■ Records for this task
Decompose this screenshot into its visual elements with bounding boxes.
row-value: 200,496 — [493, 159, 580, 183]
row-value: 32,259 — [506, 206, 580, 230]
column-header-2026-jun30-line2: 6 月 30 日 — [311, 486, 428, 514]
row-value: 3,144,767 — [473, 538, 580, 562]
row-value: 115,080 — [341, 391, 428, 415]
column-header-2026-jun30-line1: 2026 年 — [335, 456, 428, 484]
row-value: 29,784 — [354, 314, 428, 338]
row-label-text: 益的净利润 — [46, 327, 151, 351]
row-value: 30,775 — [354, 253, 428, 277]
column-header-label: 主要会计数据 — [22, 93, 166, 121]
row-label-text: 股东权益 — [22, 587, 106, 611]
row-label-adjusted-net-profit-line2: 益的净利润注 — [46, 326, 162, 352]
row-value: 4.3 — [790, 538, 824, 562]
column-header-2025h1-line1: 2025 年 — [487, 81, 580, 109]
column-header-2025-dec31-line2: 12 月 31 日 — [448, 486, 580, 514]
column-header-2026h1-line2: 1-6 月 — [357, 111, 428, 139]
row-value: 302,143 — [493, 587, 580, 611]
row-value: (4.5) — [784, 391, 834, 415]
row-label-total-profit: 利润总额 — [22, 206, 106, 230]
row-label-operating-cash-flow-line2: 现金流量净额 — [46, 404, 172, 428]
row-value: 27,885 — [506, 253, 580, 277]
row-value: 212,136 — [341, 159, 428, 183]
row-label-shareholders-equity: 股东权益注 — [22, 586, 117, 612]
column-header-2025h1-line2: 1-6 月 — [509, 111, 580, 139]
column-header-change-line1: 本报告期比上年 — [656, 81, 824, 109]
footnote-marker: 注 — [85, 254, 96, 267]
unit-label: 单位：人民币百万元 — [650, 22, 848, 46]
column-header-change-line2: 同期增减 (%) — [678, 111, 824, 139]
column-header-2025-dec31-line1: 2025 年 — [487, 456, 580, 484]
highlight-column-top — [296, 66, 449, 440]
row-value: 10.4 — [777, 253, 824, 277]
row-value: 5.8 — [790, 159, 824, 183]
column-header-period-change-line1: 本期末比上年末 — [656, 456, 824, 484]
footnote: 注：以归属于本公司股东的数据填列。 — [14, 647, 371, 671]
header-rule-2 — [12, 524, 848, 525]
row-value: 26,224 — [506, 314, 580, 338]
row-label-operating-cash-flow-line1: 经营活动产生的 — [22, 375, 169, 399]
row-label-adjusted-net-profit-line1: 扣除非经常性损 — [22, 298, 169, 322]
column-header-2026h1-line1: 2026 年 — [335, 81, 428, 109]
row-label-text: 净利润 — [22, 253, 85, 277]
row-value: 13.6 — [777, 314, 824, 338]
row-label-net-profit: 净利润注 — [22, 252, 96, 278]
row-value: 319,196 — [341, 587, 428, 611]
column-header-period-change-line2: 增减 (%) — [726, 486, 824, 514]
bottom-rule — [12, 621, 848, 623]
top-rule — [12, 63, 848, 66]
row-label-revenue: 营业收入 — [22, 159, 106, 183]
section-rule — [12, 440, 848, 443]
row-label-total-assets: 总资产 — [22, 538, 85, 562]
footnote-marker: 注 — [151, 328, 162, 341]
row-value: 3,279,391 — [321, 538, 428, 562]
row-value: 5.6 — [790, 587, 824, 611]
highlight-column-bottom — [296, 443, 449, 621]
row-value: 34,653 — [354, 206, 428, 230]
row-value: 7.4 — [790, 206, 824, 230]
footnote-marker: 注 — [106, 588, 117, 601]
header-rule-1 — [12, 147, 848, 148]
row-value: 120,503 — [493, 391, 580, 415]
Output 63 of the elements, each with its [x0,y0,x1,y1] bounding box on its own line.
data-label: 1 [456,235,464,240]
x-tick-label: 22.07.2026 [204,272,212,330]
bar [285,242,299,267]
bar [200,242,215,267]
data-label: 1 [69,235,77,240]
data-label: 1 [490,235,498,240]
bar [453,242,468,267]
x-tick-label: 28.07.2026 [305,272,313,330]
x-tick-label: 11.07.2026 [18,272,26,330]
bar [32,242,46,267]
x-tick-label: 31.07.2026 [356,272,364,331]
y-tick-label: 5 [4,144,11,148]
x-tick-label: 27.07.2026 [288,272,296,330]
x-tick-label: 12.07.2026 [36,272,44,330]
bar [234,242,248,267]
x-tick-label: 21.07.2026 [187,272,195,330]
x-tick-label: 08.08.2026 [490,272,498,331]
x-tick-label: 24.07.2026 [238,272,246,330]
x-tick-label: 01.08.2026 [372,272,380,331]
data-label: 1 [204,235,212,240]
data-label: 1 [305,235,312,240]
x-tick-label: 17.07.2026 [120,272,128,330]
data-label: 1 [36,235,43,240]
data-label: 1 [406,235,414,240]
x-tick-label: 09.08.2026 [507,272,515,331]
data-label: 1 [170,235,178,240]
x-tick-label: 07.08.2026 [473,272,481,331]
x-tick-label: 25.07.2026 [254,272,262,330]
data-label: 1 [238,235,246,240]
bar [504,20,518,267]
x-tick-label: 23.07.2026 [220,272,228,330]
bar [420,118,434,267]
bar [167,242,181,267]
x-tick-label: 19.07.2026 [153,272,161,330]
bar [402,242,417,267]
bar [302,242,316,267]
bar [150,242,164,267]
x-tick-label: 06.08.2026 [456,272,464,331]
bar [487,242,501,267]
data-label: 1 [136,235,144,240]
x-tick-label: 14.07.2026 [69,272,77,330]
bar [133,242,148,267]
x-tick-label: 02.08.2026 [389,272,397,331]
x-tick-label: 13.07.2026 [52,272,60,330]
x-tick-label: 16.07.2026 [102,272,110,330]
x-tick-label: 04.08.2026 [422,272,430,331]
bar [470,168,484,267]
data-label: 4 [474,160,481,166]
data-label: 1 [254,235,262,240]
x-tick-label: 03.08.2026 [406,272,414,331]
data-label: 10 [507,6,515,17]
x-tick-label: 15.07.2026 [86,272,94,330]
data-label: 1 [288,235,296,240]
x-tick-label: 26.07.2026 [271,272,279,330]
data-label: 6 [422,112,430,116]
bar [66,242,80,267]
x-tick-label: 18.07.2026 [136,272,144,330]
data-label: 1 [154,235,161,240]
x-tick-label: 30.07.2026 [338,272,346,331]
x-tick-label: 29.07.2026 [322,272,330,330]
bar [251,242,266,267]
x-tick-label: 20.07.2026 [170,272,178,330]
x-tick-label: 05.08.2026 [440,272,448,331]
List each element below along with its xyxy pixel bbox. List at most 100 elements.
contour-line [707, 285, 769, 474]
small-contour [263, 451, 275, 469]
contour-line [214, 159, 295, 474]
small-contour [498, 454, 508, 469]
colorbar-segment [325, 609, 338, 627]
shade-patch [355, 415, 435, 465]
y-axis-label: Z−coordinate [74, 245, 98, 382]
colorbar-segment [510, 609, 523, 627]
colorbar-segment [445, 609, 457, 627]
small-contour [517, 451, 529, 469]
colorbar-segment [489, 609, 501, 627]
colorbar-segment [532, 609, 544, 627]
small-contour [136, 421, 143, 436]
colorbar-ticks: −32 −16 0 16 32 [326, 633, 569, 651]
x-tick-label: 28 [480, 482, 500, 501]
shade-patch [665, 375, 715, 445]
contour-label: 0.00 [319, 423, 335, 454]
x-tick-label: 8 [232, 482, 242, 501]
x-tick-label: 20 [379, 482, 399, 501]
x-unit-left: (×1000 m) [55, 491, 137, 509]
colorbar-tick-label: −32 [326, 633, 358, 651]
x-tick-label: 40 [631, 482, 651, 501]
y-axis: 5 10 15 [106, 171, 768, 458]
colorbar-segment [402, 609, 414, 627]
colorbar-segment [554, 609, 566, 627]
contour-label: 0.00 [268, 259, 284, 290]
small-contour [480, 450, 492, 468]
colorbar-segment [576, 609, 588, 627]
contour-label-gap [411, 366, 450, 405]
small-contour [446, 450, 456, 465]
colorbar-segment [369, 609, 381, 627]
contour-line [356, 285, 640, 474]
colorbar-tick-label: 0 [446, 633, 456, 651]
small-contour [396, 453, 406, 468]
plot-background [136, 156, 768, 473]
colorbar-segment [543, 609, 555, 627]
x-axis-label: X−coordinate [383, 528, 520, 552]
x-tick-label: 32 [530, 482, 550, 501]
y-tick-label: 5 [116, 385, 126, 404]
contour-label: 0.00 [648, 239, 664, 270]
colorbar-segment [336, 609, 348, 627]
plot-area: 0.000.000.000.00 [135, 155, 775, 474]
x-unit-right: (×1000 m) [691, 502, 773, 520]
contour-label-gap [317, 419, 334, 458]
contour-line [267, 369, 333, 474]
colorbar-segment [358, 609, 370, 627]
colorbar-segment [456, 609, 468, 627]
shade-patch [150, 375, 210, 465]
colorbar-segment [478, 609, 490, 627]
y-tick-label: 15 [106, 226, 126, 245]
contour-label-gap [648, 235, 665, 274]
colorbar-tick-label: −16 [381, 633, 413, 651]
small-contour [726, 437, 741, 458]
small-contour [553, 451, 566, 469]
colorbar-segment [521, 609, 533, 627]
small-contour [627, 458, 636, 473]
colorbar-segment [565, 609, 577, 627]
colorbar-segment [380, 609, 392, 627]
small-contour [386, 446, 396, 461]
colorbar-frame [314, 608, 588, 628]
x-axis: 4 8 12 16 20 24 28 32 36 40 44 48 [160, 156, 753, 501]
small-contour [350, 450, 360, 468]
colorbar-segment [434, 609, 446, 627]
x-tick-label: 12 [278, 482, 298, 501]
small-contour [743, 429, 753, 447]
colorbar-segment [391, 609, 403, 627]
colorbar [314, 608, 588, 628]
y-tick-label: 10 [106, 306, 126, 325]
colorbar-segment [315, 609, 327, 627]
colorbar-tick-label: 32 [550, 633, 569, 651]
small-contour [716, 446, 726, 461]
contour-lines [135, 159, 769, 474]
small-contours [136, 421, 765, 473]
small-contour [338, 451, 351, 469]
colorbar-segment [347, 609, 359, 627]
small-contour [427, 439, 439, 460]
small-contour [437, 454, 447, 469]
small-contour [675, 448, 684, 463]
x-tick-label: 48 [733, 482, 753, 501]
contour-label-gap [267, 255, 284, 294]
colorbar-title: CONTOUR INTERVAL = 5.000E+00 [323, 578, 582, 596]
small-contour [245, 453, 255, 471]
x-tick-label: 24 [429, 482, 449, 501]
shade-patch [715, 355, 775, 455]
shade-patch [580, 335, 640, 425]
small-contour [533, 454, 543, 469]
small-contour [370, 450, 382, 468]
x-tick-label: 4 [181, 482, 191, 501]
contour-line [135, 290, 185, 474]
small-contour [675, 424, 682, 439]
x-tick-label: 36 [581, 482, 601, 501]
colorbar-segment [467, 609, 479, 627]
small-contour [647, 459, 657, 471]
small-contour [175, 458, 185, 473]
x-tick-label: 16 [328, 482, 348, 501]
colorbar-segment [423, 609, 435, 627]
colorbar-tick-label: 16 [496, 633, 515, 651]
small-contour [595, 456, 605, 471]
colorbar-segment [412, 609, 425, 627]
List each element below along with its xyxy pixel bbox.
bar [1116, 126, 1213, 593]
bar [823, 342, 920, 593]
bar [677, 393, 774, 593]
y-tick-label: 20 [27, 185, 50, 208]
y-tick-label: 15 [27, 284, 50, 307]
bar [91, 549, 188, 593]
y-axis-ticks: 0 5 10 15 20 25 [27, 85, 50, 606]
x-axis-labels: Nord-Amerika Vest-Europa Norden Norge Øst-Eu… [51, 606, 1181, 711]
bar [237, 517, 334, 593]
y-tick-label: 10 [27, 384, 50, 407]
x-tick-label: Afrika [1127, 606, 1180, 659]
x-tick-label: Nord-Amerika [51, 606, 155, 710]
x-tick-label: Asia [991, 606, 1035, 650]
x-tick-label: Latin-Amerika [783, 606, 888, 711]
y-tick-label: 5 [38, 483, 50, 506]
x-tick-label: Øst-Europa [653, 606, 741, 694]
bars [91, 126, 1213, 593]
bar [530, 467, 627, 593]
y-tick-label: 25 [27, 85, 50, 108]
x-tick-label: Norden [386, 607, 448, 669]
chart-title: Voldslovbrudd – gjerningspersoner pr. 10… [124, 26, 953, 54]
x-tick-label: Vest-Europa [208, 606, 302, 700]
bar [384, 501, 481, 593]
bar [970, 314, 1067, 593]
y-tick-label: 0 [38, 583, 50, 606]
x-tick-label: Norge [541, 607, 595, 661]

■ Problem details
Reproduce the entries above, starting at the first line and ending at the line that contains "column-header-2026-jun30-line2: 6 月", with both ends included.

■ Solution to this exercise
Decompose this screenshot into its visual elements with bounding boxes.
row-value: 200,496 — [493, 159, 580, 183]
row-value: 32,259 — [506, 206, 580, 230]
column-header-2026-jun30-line2: 6 月 30 日 — [311, 486, 428, 514]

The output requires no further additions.